Exercise: Pull every line with the word "about" out of the entries below.
### Data for this task
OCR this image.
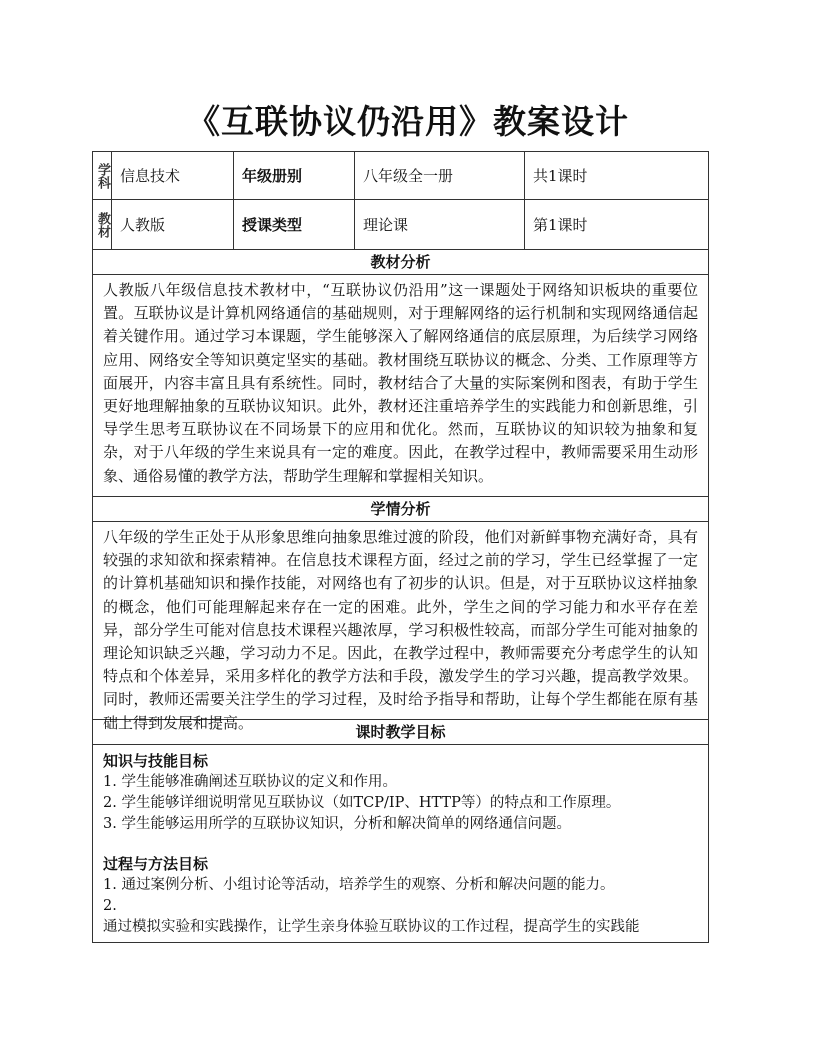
《互联协议仍沿用》教案设计
学科 信息技术	年级册别	八年级全一册	共1课时
教材 人教版	授课类型	理论课	第1课时
教材分析
人教版八年级信息技术教材中，“互联协议仍沿用”这一课题处于网络知识板块的重要位置。互联协议是计算机网络通信的基础规则，对于理解网络的运行机制和实现网络通信起着关键作用。通过学习本课题，学生能够深入了解网络通信的底层原理，为后续学习网络应用、网络安全等知识奠定坚实的基础。教材围绕互联协议的概念、分类、工作原理等方面展开，内容丰富且具有系统性。同时，教材结合了大量的实际案例和图表，有助于学生更好地理解抽象的互联协议知识。此外，教材还注重培养学生的实践能力和创新思维，引导学生思考互联协议在不同场景下的应用和优化。然而，互联协议的知识较为抽象和复杂，对于八年级的学生来说具有一定的难度。因此，在教学过程中，教师需要采用生动形象、通俗易懂的教学方法，帮助学生理解和掌握相关知识。
学情分析
八年级的学生正处于从形象思维向抽象思维过渡的阶段，他们对新鲜事物充满好奇，具有较强的求知欲和探索精神。在信息技术课程方面，经过之前的学习，学生已经掌握了一定的计算机基础知识和操作技能，对网络也有了初步的认识。但是，对于互联协议这样抽象的概念，他们可能理解起来存在一定的困难。此外，学生之间的学习能力和水平存在差异，部分学生可能对信息技术课程兴趣浓厚，学习积极性较高，而部分学生可能对抽象的理论知识缺乏兴趣，学习动力不足。因此，在教学过程中，教师需要充分考虑学生的认知特点和个体差异，采用多样化的教学方法和手段，激发学生的学习兴趣，提高教学效果。同时，教师还需要关注学生的学习过程，及时给予指导和帮助，让每个学生都能在原有基础上得到发展和提高。
课时教学目标
知识与技能目标
1. 学生能够准确阐述互联协议的定义和作用。
2. 学生能够详细说明常见互联协议（如TCP/IP、HTTP等）的特点和工作原理。
3. 学生能够运用所学的互联协议知识，分析和解决简单的网络通信问题。
过程与方法目标
1. 通过案例分析、小组讨论等活动，培养学生的观察、分析和解决问题的能力。
2.
通过模拟实验和实践操作，让学生亲身体验互联协议的工作过程，提高学生的实践能
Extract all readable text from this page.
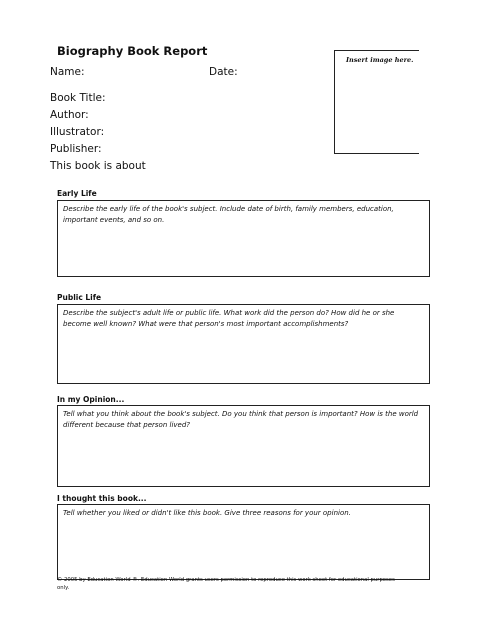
Biography Book Report
Name:	Date:
Insert image here.
Book Title:
Author:
Illustrator:
Publisher:
This book is about
Early Life
Describe the early life of the book's subject. Include date of birth, family members, education, important events, and so on.
Public Life
Describe the subject's adult life or public life. What work did the person do? How did he or she become well known? What were that person's most important accomplishments?
In my Opinion...
Tell what you think about the book's subject. Do you think that person is important? How is the world different because that person lived?
I thought this book...
Tell whether you liked or didn't like this book. Give three reasons for your opinion.
© 2005 by Education World ®. Education World grants users permission to reproduce this work sheet for educational purposes only.
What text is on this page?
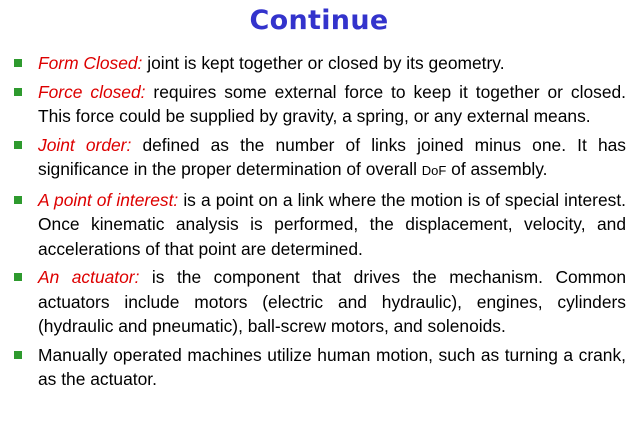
Continue
Form Closed: joint is kept together or closed by its geometry.
Force closed: requires some external force to keep it together or closed. This force could be supplied by gravity, a spring, or any external means.
Joint order: defined as the number of links joined minus one. It has significance in the proper determination of overall DoF of assembly.
A point of interest: is a point on a link where the motion is of special interest. Once kinematic analysis is performed, the displacement, velocity, and accelerations of that point are determined.
An actuator: is the component that drives the mechanism. Common actuators include motors (electric and hydraulic), engines, cylinders (hydraulic and pneumatic), ball-screw motors, and solenoids.
Manually operated machines utilize human motion, such as turning a crank, as the actuator.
######
Final result:
This book is about
Tell what you think about the book's subject. Do you think that person is important? How is the world different because that person lived?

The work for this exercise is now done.